• WORK INSTRUCTIONS:
All of the listing below must be repeated word for word. Pictures are the only thing to omit.

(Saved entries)
"""
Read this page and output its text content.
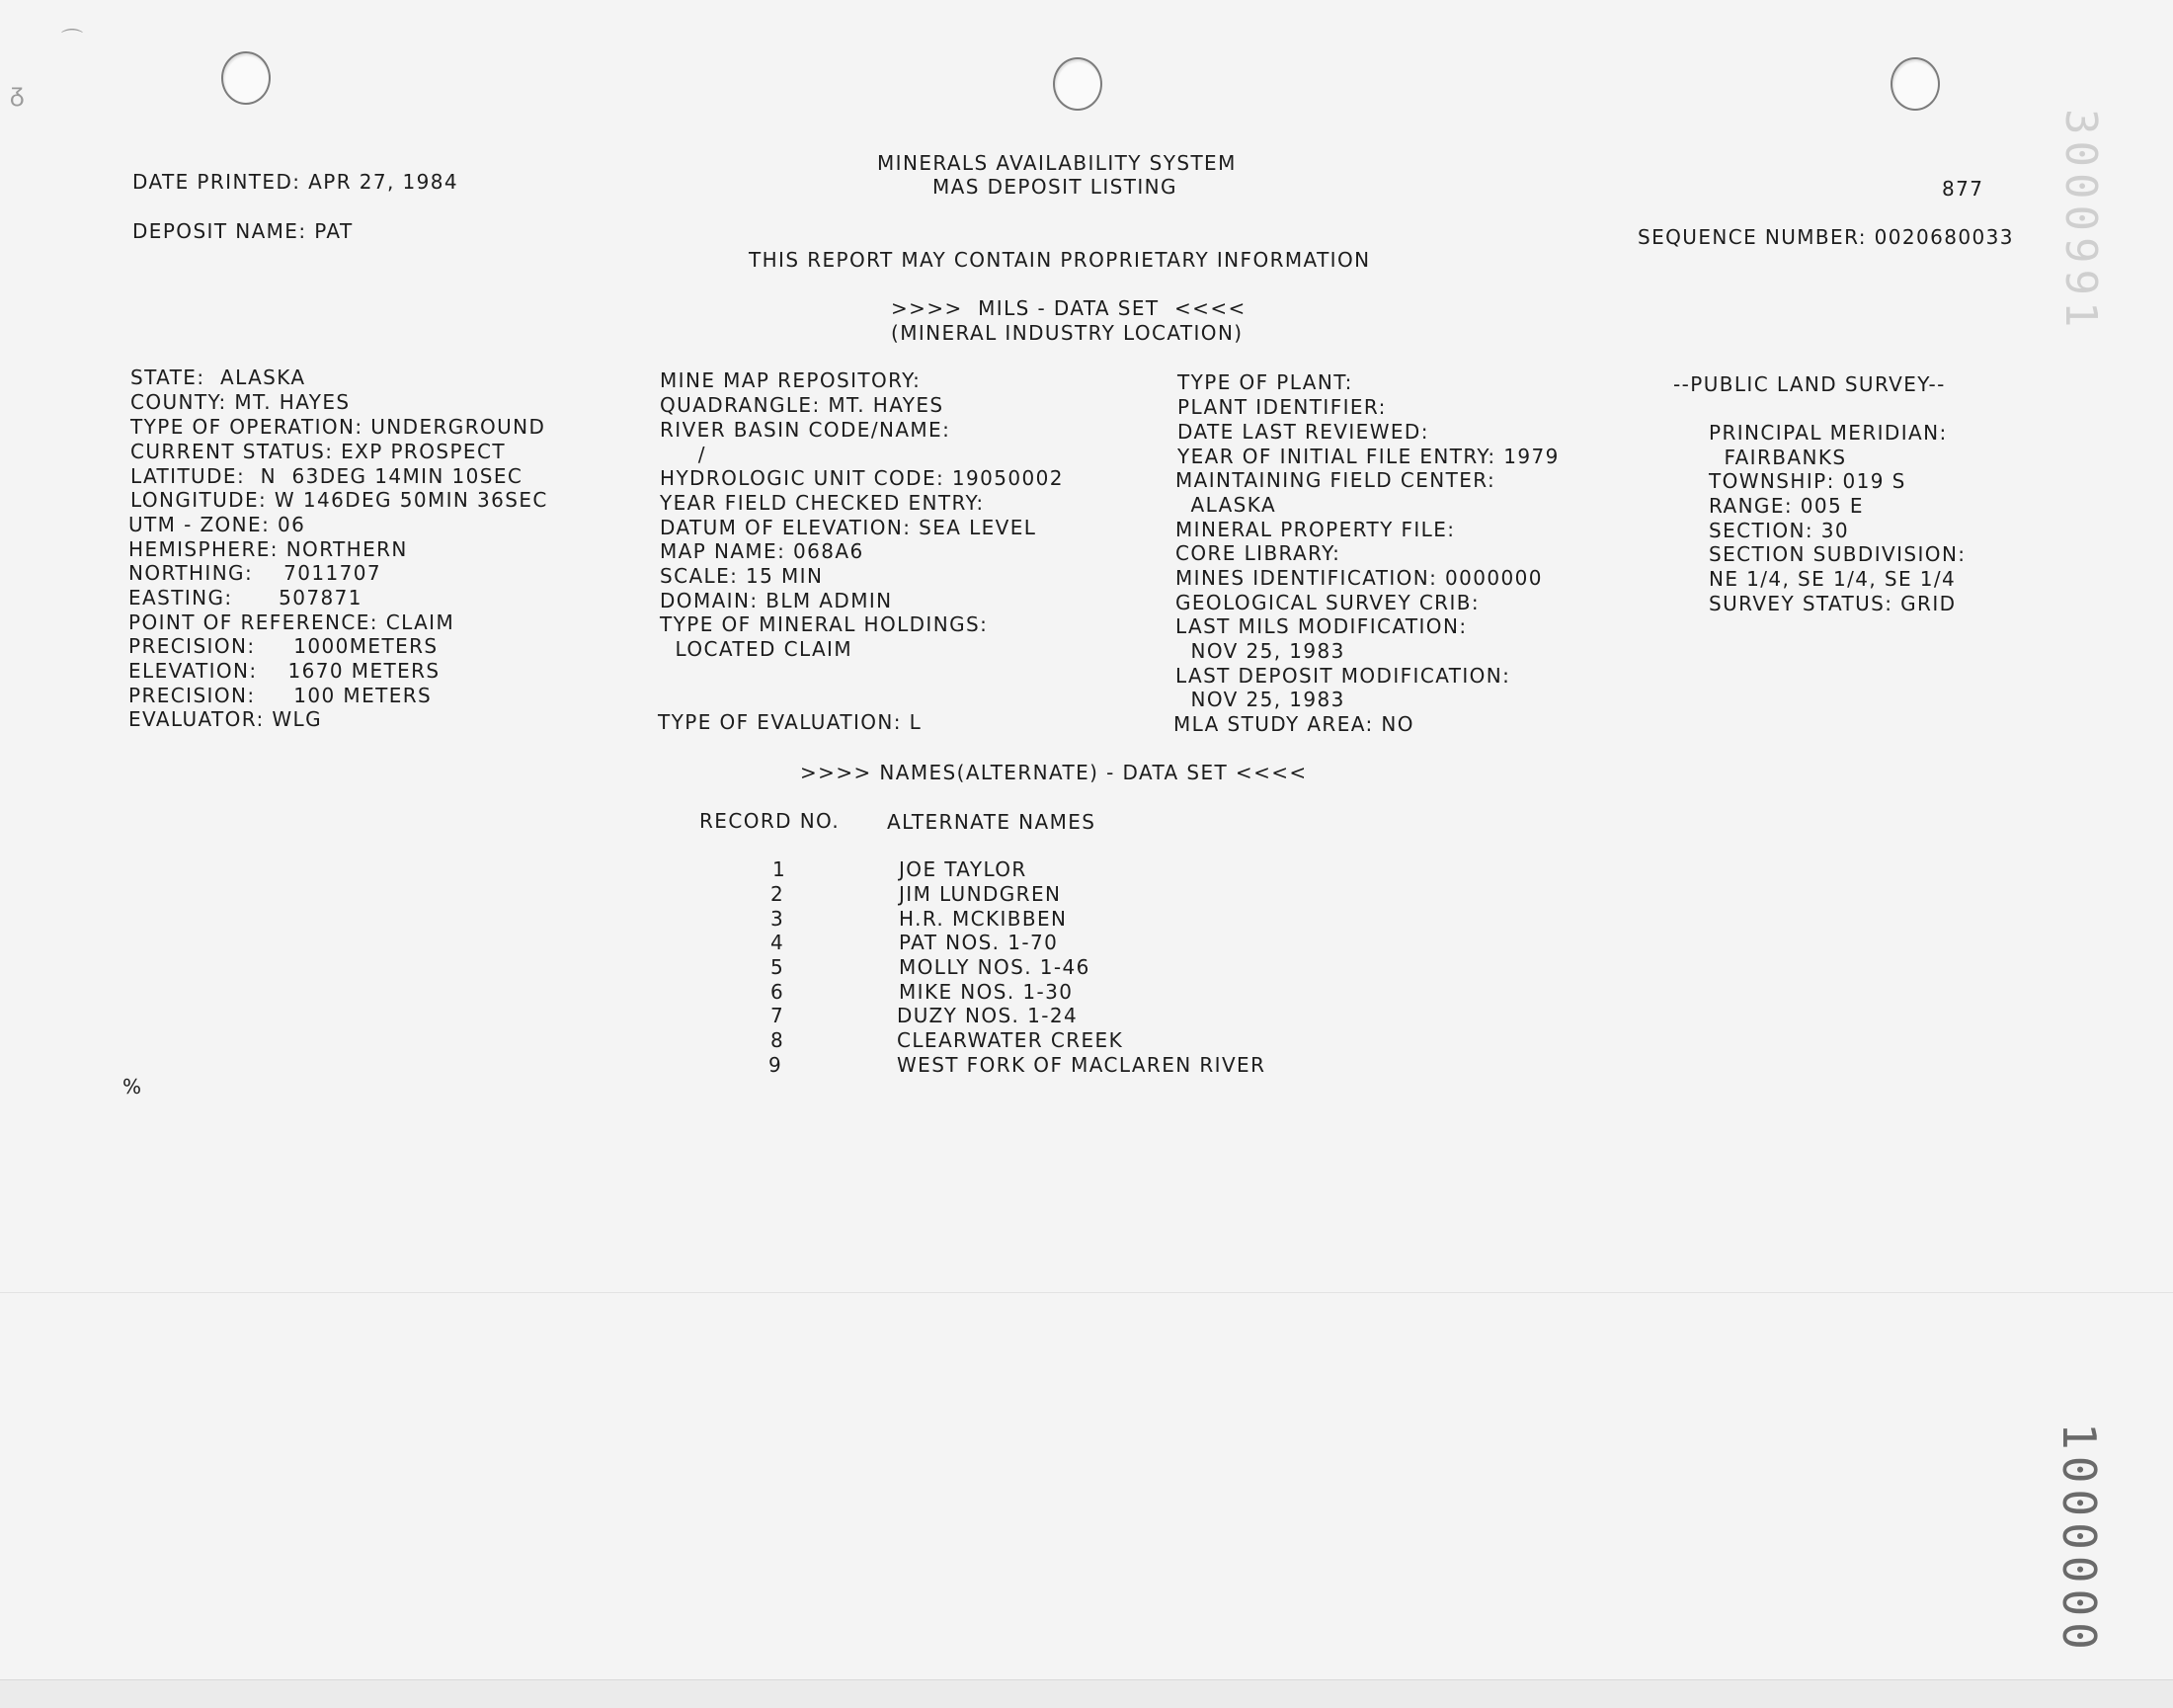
ᵹ
⌒
MINERALS AVAILABILITY SYSTEM
MAS DEPOSIT LISTING
DATE PRINTED: APR 27, 1984	877
DEPOSIT NAME: PAT	SEQUENCE NUMBER: 0020680033
THIS REPORT MAY CONTAIN PROPRIETARY INFORMATION
>>>>  MILS - DATA SET  <<<<
(MINERAL INDUSTRY LOCATION)
STATE:  ALASKA
COUNTY: MT. HAYES
TYPE OF OPERATION: UNDERGROUND
CURRENT STATUS: EXP PROSPECT
LATITUDE:  N  63DEG 14MIN 10SEC
LONGITUDE: W 146DEG 50MIN 36SEC
UTM - ZONE: 06
HEMISPHERE: NORTHERN
NORTHING:    7011707
EASTING:      507871
POINT OF REFERENCE: CLAIM
PRECISION:     1000METERS
ELEVATION:    1670 METERS
PRECISION:     100 METERS
EVALUATOR: WLG
MINE MAP REPOSITORY:
QUADRANGLE: MT. HAYES
RIVER BASIN CODE/NAME:
/
HYDROLOGIC UNIT CODE: 19050002
YEAR FIELD CHECKED ENTRY:
DATUM OF ELEVATION: SEA LEVEL
MAP NAME: 068A6
SCALE: 15 MIN
DOMAIN: BLM ADMIN
TYPE OF MINERAL HOLDINGS:
LOCATED CLAIM
TYPE OF EVALUATION: L
TYPE OF PLANT:
PLANT IDENTIFIER:
DATE LAST REVIEWED:
YEAR OF INITIAL FILE ENTRY: 1979
MAINTAINING FIELD CENTER:
ALASKA
MINERAL PROPERTY FILE:
CORE LIBRARY:
MINES IDENTIFICATION: 0000000
GEOLOGICAL SURVEY CRIB:
LAST MILS MODIFICATION:
NOV 25, 1983
LAST DEPOSIT MODIFICATION:
NOV 25, 1983
MLA STUDY AREA: NO
--PUBLIC LAND SURVEY--
PRINCIPAL MERIDIAN:
FAIRBANKS
TOWNSHIP: 019 S
RANGE: 005 E
SECTION: 30
SECTION SUBDIVISION:
NE 1/4, SE 1/4, SE 1/4
SURVEY STATUS: GRID
>>>> NAMES(ALTERNATE) - DATA SET <<<<
RECORD NO. ALTERNATE NAMES
1	JOE TAYLOR
2	JIM LUNDGREN
3	H.R. MCKIBBEN
4	PAT NOS. 1-70
5	MOLLY NOS. 1-46
6	MIKE NOS. 1-30
7	DUZY NOS. 1-24
8	CLEARWATER CREEK
9	WEST FORK OF MACLAREN RIVER
%
3000991
1000000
"""
• PROBLEM SOLUTION:
Read this page and output its text content.
ᵹ
⌒
MINERALS AVAILABILITY SYSTEM
MAS DEPOSIT LISTING
DATE PRINTED: APR 27, 1984	877
DEPOSIT NAME: PAT	SEQUENCE NUMBER: 0020680033
THIS REPORT MAY CONTAIN PROPRIETARY INFORMATION
>>>>  MILS - DATA SET  <<<<
(MINERAL INDUSTRY LOCATION)
STATE:  ALASKA
COUNTY: MT. HAYES
TYPE OF OPERATION: UNDERGROUND
CURRENT STATUS: EXP PROSPECT
LATITUDE:  N  63DEG 14MIN 10SEC
LONGITUDE: W 146DEG 50MIN 36SEC
UTM - ZONE: 06
HEMISPHERE: NORTHERN
NORTHING:    7011707
EASTING:      507871
POINT OF REFERENCE: CLAIM
PRECISION:     1000METERS
ELEVATION:    1670 METERS
PRECISION:     100 METERS
EVALUATOR: WLG
MINE MAP REPOSITORY:
QUADRANGLE: MT. HAYES
RIVER BASIN CODE/NAME:
/
HYDROLOGIC UNIT CODE: 19050002
YEAR FIELD CHECKED ENTRY:
DATUM OF ELEVATION: SEA LEVEL
MAP NAME: 068A6
SCALE: 15 MIN
DOMAIN: BLM ADMIN
TYPE OF MINERAL HOLDINGS:
LOCATED CLAIM
TYPE OF EVALUATION: L
TYPE OF PLANT:
PLANT IDENTIFIER:
DATE LAST REVIEWED:
YEAR OF INITIAL FILE ENTRY: 1979
MAINTAINING FIELD CENTER:
ALASKA
MINERAL PROPERTY FILE:
CORE LIBRARY:
MINES IDENTIFICATION: 0000000
GEOLOGICAL SURVEY CRIB:
LAST MILS MODIFICATION:
NOV 25, 1983
LAST DEPOSIT MODIFICATION:
NOV 25, 1983
MLA STUDY AREA: NO
--PUBLIC LAND SURVEY--
PRINCIPAL MERIDIAN:
FAIRBANKS
TOWNSHIP: 019 S
RANGE: 005 E
SECTION: 30
SECTION SUBDIVISION:
NE 1/4, SE 1/4, SE 1/4
SURVEY STATUS: GRID
>>>> NAMES(ALTERNATE) - DATA SET <<<<
RECORD NO. ALTERNATE NAMES
1	JOE TAYLOR
2	JIM LUNDGREN
3	H.R. MCKIBBEN
4	PAT NOS. 1-70
5	MOLLY NOS. 1-46
6	MIKE NOS. 1-30
7	DUZY NOS. 1-24
8	CLEARWATER CREEK
9	WEST FORK OF MACLAREN RIVER
%
3000991
1000000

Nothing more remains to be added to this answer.